*Records from a collection of figures*.
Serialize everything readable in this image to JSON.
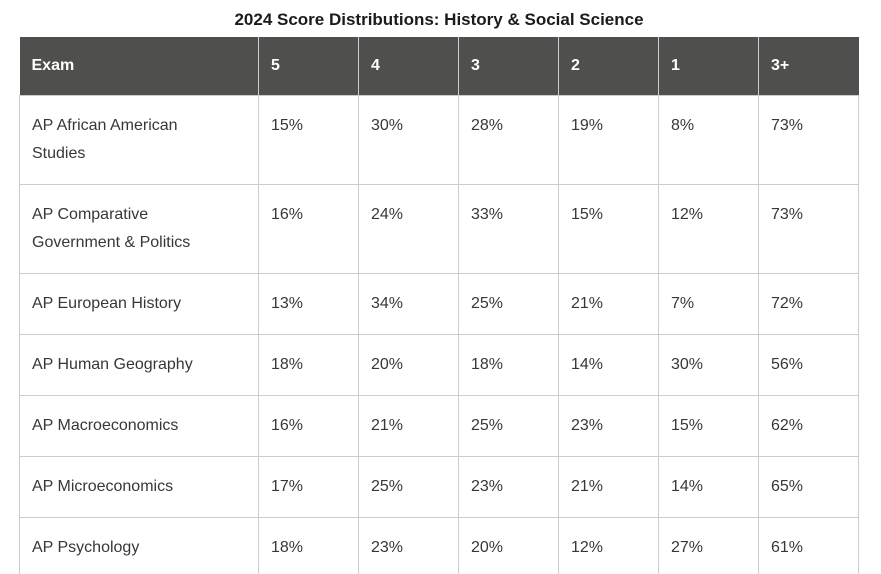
{
  "title": "2024 Score Distributions: History & Social Science",
  "chart_data": {
    "type": "table",
    "title": "2024 Score Distributions: History & Social Science",
    "columns": [
      "Exam",
      "5",
      "4",
      "3",
      "2",
      "1",
      "3+"
    ],
    "rows": [
      {
        "exam": "AP African American Studies",
        "values": [
          "15%",
          "30%",
          "28%",
          "19%",
          "8%",
          "73%"
        ]
      },
      {
        "exam": "AP Comparative Government & Politics",
        "values": [
          "16%",
          "24%",
          "33%",
          "15%",
          "12%",
          "73%"
        ]
      },
      {
        "exam": "AP European History",
        "values": [
          "13%",
          "34%",
          "25%",
          "21%",
          "7%",
          "72%"
        ]
      },
      {
        "exam": "AP Human Geography",
        "values": [
          "18%",
          "20%",
          "18%",
          "14%",
          "30%",
          "56%"
        ]
      },
      {
        "exam": "AP Macroeconomics",
        "values": [
          "16%",
          "21%",
          "25%",
          "23%",
          "15%",
          "62%"
        ]
      },
      {
        "exam": "AP Microeconomics",
        "values": [
          "17%",
          "25%",
          "23%",
          "21%",
          "14%",
          "65%"
        ]
      },
      {
        "exam": "AP Psychology",
        "values": [
          "18%",
          "23%",
          "20%",
          "12%",
          "27%",
          "61%"
        ]
      }
    ]
  },
  "colors": {
    "header_bg": "#4f4f4d",
    "header_text": "#ffffff",
    "header_separator": "#cbcbcb",
    "body_border": "#cccccc",
    "body_text": "#373737",
    "title_text": "#1b1b1b"
  }
}
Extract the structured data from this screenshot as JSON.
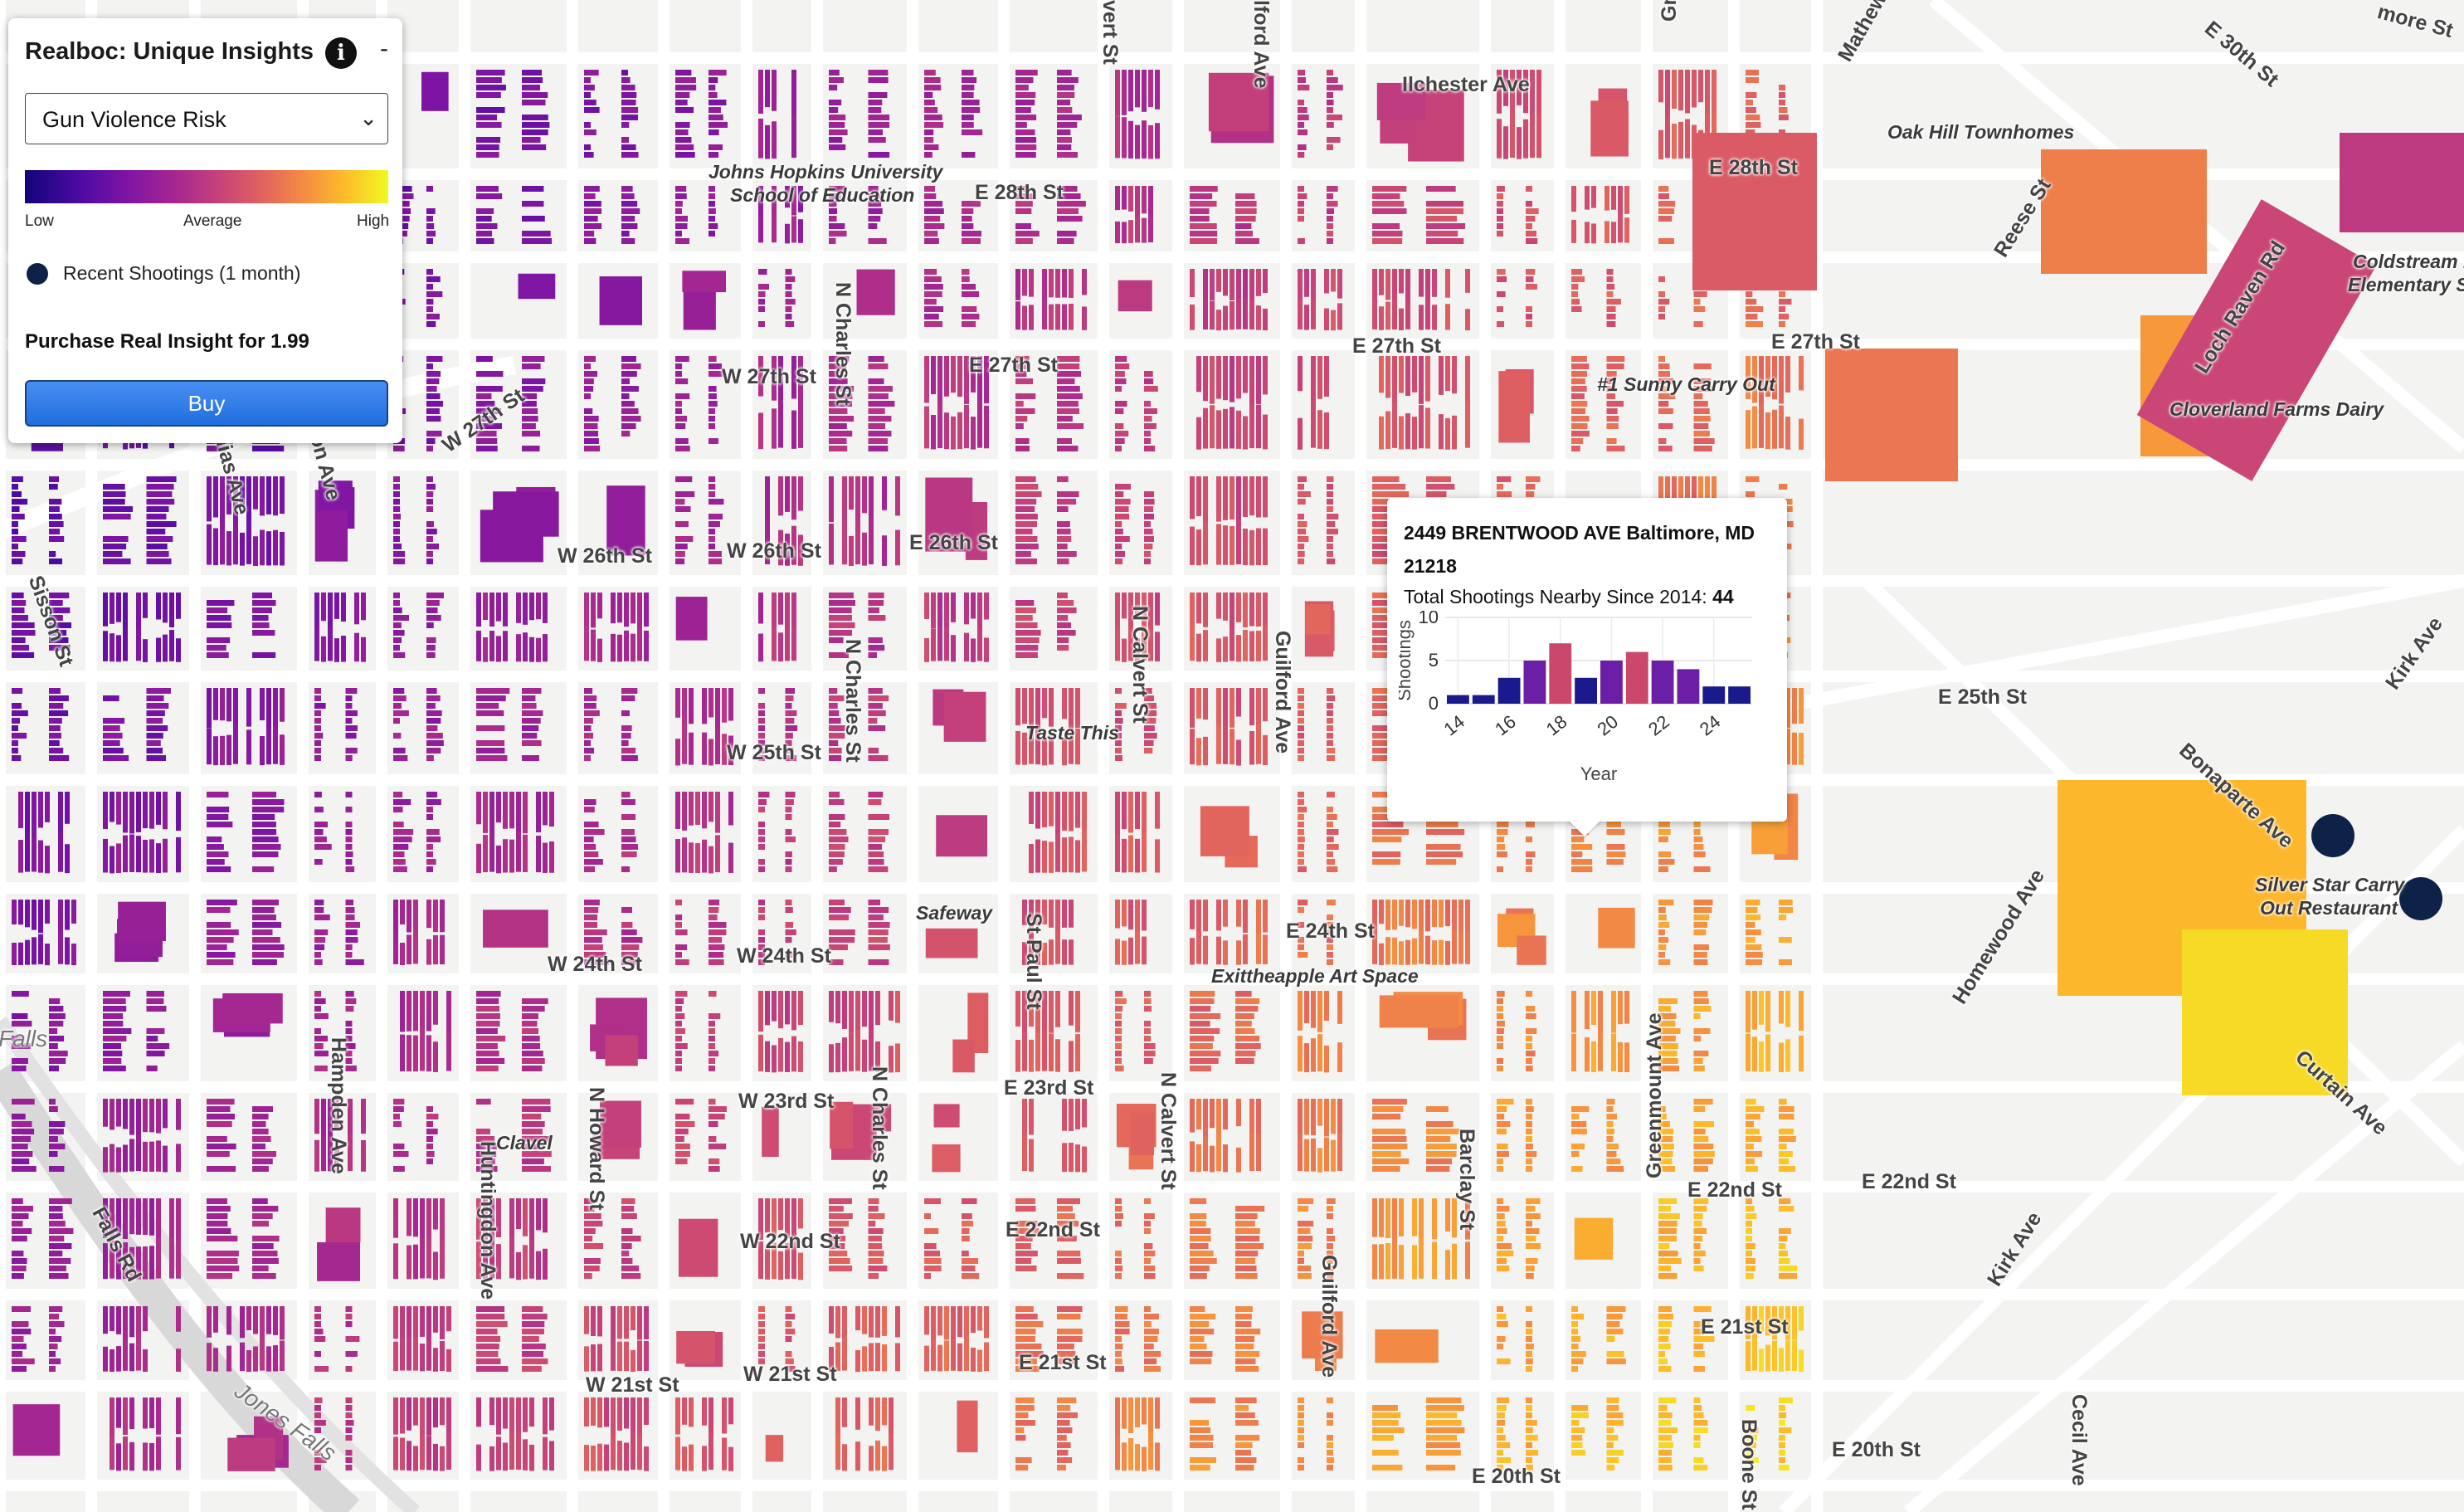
{
  "map": {
    "street_labels": [
      {
        "text": "Ilchester Ave",
        "rot": 0
      },
      {
        "text": "E 28th St",
        "rot": 0
      },
      {
        "text": "E 28th St",
        "rot": 0
      },
      {
        "text": "E 27th St",
        "rot": 0
      },
      {
        "text": "E 27th St",
        "rot": 0
      },
      {
        "text": "E 27th St",
        "rot": 0
      },
      {
        "text": "W 27th St",
        "rot": 0
      },
      {
        "text": "W 27th St",
        "rot": -35
      },
      {
        "text": "W 26th St",
        "rot": 0
      },
      {
        "text": "W 26th St",
        "rot": 0
      },
      {
        "text": "E 26th St",
        "rot": 0
      },
      {
        "text": "E 25th St",
        "rot": 0
      },
      {
        "text": "W 25th St",
        "rot": 0
      },
      {
        "text": "E 24th St",
        "rot": 0
      },
      {
        "text": "W 24th St",
        "rot": 0
      },
      {
        "text": "W 24th St",
        "rot": 0
      },
      {
        "text": "E 23rd St",
        "rot": 0
      },
      {
        "text": "W 23rd St",
        "rot": 0
      },
      {
        "text": "E 22nd St",
        "rot": 0
      },
      {
        "text": "E 22nd St",
        "rot": 0
      },
      {
        "text": "E 22nd St",
        "rot": 0
      },
      {
        "text": "W 22nd St",
        "rot": 0
      },
      {
        "text": "E 21st St",
        "rot": 0
      },
      {
        "text": "E 21st St",
        "rot": 0
      },
      {
        "text": "W 21st St",
        "rot": 0
      },
      {
        "text": "W 21st St",
        "rot": 0
      },
      {
        "text": "E 20th St",
        "rot": 0
      },
      {
        "text": "E 20th St",
        "rot": 0
      },
      {
        "text": "N Charles St",
        "rot": 90
      },
      {
        "text": "N Charles St",
        "rot": 90
      },
      {
        "text": "N Charles St",
        "rot": 90
      },
      {
        "text": "N Calvert St",
        "rot": 90
      },
      {
        "text": "N Calvert St",
        "rot": 90
      },
      {
        "text": "St Paul St",
        "rot": 90
      },
      {
        "text": "Guilford Ave",
        "rot": 90
      },
      {
        "text": "Guilford Ave",
        "rot": 90
      },
      {
        "text": "Greenmount Ave",
        "rot": -90
      },
      {
        "text": "Barclay St",
        "rot": 90
      },
      {
        "text": "Boone St",
        "rot": 90
      },
      {
        "text": "Cecil Ave",
        "rot": 90
      },
      {
        "text": "Kirk Ave",
        "rot": -55
      },
      {
        "text": "Kirk Ave",
        "rot": -58
      },
      {
        "text": "Homewood Ave",
        "rot": -58
      },
      {
        "text": "Bonaparte Ave",
        "rot": 42
      },
      {
        "text": "Curtain Ave",
        "rot": 42
      },
      {
        "text": "Loch Raven Rd",
        "rot": -58
      },
      {
        "text": "Reese St",
        "rot": -58
      },
      {
        "text": "E 30th St",
        "rot": 40
      },
      {
        "text": "Sisson St",
        "rot": 70
      },
      {
        "text": "N Howard St",
        "rot": 90
      },
      {
        "text": "Huntingdon Ave",
        "rot": 90
      },
      {
        "text": "Hampden Ave",
        "rot": 90
      },
      {
        "text": "Falls Rd",
        "rot": 62
      },
      {
        "text": "lford Ave",
        "rot": 90
      },
      {
        "text": "vert St",
        "rot": 90
      },
      {
        "text": "Gre",
        "rot": -90
      },
      {
        "text": "Mathew",
        "rot": -60
      },
      {
        "text": "more St",
        "rot": 15
      },
      {
        "text": "llias Ave",
        "rot": 75
      },
      {
        "text": "on Ave",
        "rot": 75
      }
    ],
    "poi_labels": [
      {
        "text": "Johns Hopkins University"
      },
      {
        "text": "School of Education"
      },
      {
        "text": "Oak Hill Townhomes"
      },
      {
        "text": "#1 Sunny Carry Out"
      },
      {
        "text": "Cloverland Farms Dairy"
      },
      {
        "text": "Coldstream P"
      },
      {
        "text": "Elementary Sc"
      },
      {
        "text": "Taste This"
      },
      {
        "text": "Safeway"
      },
      {
        "text": "Exittheapple Art Space"
      },
      {
        "text": "Silver Star Carry"
      },
      {
        "text": "Out Restaurant"
      },
      {
        "text": "Clavel"
      }
    ],
    "water_labels": [
      {
        "text": "Falls"
      },
      {
        "text": "Jones Falls"
      }
    ],
    "shooting_markers": 2,
    "marker_color": "#0e2247"
  },
  "panel": {
    "title": "Realboc: Unique Insights",
    "info_icon": "i",
    "collapse_label": "-",
    "layer_select": {
      "selected": "Gun Violence Risk",
      "chevron": "⌄"
    },
    "legend": {
      "low": "Low",
      "average": "Average",
      "high": "High",
      "colors": [
        "#13047a",
        "#7e14a4",
        "#ca4676",
        "#f6913f",
        "#f0f921"
      ]
    },
    "recent_shootings_label": "Recent Shootings (1 month)",
    "purchase_text": "Purchase Real Insight for 1.99",
    "buy_label": "Buy"
  },
  "popup": {
    "address": "2449 BRENTWOOD AVE Baltimore, MD 21218",
    "total_label": "Total Shootings Nearby Since 2014: ",
    "total_value": "44"
  },
  "chart_data": {
    "type": "bar",
    "x": [
      14,
      15,
      16,
      17,
      18,
      19,
      20,
      21,
      22,
      23,
      24,
      25
    ],
    "values": [
      1,
      1,
      3,
      5,
      7,
      3,
      5,
      6,
      5,
      4,
      2,
      2
    ],
    "colors": [
      "#1a1a8c",
      "#1a1a8c",
      "#1a1a8c",
      "#6b1fa6",
      "#c9486b",
      "#1a1a8c",
      "#6b1fa6",
      "#c9486b",
      "#6b1fa6",
      "#6b1fa6",
      "#1a1a8c",
      "#1a1a8c"
    ],
    "xticks": [
      "14",
      "16",
      "18",
      "20",
      "22",
      "24"
    ],
    "yticks": [
      "0",
      "5",
      "10"
    ],
    "ylim": [
      0,
      10
    ],
    "xlabel": "Year",
    "ylabel": "Shootings"
  }
}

*SET EXERCISE*.
Give only the number of lines in the entries above that hold the string "Carry".

*SOLUTION FOR THIS EXERCISE*.
2